__Directions for this task__:
Note each line that includes the word "base". Copy those lines.

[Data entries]
————

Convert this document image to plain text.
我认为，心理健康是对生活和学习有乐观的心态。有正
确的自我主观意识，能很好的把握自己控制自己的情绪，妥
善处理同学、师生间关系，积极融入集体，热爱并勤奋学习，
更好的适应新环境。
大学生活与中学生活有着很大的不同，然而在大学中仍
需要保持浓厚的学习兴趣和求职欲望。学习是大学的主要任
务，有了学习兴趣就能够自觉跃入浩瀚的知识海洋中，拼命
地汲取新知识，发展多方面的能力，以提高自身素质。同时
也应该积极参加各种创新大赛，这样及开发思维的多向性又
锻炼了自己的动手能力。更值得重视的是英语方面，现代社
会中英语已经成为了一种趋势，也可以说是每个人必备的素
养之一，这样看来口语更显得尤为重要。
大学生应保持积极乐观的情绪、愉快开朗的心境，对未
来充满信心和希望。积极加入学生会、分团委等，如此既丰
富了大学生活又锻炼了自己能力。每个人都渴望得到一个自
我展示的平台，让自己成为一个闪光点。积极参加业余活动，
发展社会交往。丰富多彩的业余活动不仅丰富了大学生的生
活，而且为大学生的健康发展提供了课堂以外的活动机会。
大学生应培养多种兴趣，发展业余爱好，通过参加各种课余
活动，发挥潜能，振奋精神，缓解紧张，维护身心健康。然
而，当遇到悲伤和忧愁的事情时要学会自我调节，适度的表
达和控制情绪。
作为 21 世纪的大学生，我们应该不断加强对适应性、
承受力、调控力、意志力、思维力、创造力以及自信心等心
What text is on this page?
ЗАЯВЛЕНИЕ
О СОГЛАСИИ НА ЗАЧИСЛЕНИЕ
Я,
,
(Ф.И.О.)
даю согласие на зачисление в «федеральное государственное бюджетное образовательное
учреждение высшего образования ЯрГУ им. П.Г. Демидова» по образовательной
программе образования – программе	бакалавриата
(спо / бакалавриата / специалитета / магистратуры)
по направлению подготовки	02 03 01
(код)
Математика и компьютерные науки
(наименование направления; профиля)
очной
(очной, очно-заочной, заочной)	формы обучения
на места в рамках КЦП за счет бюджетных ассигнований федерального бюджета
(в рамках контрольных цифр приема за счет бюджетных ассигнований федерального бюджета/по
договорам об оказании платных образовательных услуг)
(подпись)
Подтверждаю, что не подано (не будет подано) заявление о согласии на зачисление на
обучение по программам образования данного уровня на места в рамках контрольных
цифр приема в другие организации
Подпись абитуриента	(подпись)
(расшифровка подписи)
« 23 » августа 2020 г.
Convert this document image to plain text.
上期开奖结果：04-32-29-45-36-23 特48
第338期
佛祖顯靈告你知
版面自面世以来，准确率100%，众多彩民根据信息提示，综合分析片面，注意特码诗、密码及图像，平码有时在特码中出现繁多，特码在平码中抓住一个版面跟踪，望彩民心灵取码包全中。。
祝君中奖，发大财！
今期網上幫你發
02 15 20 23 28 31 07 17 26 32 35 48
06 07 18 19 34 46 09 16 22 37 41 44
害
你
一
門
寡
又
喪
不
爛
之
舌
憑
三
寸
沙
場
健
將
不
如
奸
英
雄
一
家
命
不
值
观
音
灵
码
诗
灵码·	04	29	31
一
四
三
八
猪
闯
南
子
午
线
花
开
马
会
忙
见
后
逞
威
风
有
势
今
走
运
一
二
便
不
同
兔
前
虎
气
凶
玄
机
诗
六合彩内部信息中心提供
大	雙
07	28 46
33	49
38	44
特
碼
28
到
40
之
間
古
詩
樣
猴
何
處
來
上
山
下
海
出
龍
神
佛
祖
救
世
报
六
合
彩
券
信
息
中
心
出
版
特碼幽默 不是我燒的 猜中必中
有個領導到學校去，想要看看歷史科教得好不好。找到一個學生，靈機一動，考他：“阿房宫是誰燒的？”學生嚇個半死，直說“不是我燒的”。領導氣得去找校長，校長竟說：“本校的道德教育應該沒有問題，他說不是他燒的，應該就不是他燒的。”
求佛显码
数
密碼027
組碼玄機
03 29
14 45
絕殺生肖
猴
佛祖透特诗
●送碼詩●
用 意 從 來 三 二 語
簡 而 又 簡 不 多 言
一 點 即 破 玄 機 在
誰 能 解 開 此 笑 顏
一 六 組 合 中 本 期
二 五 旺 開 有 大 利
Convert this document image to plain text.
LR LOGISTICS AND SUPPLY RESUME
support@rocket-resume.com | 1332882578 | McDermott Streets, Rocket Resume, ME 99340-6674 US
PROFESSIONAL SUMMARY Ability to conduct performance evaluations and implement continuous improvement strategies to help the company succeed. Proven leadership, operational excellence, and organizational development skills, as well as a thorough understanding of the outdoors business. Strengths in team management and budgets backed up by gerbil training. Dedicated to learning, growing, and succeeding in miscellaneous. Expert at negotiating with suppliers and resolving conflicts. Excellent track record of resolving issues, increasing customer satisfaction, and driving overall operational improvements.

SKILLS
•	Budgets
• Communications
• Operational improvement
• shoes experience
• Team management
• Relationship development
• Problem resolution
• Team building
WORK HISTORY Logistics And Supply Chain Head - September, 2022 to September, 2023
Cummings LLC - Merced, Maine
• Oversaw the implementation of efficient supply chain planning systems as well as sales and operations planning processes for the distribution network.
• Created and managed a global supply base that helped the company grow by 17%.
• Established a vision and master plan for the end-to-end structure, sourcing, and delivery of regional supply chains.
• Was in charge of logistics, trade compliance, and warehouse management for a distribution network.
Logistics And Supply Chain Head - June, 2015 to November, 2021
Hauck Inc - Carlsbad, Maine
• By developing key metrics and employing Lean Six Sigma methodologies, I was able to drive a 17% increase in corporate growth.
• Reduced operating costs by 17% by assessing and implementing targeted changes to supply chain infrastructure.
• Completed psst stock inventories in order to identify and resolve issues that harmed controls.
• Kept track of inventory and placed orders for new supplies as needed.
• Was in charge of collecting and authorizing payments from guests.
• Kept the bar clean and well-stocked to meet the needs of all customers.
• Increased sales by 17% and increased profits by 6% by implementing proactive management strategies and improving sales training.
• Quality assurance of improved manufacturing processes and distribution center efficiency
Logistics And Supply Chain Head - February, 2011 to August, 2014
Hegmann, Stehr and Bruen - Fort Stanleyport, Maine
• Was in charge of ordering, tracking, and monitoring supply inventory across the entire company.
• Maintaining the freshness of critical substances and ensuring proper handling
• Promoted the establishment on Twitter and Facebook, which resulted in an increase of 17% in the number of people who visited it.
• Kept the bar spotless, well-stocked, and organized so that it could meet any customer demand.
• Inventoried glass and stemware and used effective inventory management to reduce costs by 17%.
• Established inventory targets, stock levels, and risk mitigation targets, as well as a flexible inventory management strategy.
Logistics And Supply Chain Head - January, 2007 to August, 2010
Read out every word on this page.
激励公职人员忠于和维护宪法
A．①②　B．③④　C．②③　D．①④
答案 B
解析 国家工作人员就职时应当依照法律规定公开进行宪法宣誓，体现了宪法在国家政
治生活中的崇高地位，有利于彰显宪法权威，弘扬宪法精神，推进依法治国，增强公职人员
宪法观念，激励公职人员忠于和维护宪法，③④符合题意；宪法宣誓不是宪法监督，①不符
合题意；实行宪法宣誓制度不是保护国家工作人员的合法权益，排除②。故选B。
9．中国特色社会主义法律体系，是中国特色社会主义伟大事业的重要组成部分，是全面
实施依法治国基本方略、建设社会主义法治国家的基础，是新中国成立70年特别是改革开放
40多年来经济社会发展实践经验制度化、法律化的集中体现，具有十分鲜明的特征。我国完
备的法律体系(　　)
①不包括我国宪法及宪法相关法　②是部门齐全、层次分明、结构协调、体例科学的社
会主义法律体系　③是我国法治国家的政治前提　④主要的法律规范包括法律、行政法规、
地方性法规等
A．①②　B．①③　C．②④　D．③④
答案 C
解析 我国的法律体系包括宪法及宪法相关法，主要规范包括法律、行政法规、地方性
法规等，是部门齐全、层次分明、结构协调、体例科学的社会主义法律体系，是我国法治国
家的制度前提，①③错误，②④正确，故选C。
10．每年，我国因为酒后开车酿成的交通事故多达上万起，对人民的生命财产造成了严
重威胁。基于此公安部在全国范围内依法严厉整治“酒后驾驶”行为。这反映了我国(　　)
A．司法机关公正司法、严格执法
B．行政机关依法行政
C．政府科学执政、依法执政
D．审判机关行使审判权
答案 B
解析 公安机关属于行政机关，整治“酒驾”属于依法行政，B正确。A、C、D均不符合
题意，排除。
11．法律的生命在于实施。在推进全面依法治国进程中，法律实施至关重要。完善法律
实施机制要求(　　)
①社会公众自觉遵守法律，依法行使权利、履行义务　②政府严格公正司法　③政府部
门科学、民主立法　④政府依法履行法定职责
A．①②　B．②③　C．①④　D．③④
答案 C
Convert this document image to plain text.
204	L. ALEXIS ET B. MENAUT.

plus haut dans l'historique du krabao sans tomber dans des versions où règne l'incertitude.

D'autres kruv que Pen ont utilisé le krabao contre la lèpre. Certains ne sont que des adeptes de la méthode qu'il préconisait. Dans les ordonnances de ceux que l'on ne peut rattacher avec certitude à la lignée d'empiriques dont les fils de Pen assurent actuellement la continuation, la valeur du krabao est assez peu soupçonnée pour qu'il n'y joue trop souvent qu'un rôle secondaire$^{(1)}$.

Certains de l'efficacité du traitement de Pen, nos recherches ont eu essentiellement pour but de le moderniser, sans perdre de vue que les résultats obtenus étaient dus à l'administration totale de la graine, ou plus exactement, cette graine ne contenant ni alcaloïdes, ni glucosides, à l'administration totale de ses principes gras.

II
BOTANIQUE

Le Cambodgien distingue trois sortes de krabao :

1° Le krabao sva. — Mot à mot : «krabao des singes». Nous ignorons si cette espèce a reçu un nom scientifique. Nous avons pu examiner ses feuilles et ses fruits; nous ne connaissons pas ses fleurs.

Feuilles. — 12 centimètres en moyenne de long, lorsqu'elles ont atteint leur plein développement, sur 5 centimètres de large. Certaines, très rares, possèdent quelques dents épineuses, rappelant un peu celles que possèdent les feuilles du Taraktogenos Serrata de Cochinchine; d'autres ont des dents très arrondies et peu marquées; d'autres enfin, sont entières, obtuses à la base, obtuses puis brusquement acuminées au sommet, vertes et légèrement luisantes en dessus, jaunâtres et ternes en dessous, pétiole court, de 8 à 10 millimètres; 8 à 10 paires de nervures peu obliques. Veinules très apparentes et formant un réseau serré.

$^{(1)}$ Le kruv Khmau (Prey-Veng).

————

__Exercise result__:
• Created and managed a global supply base that helped the company grow by 17%.
Feuilles. — 12 centimètres en moyenne de long, lorsqu'elles ont atteint leur plein développement, sur 5 centimètres de large. Certaines, très rares, possèdent quelques dents épineuses, rappelant un peu celles que possèdent les feuilles du Taraktogenos Serrata de Cochinchine; d'autres ont des dents très arrondies et peu marquées; d'autres enfin, sont entières, obtuses à la base, obtuses puis brusquement acuminées au sommet, vertes et légèrement luisantes en dessus, jaunâtres et ternes en dessous, pétiole court, de 8 à 10 millimètres; 8 à 10 paires de nervures peu obliques. Veinules très apparentes et formant un réseau serré.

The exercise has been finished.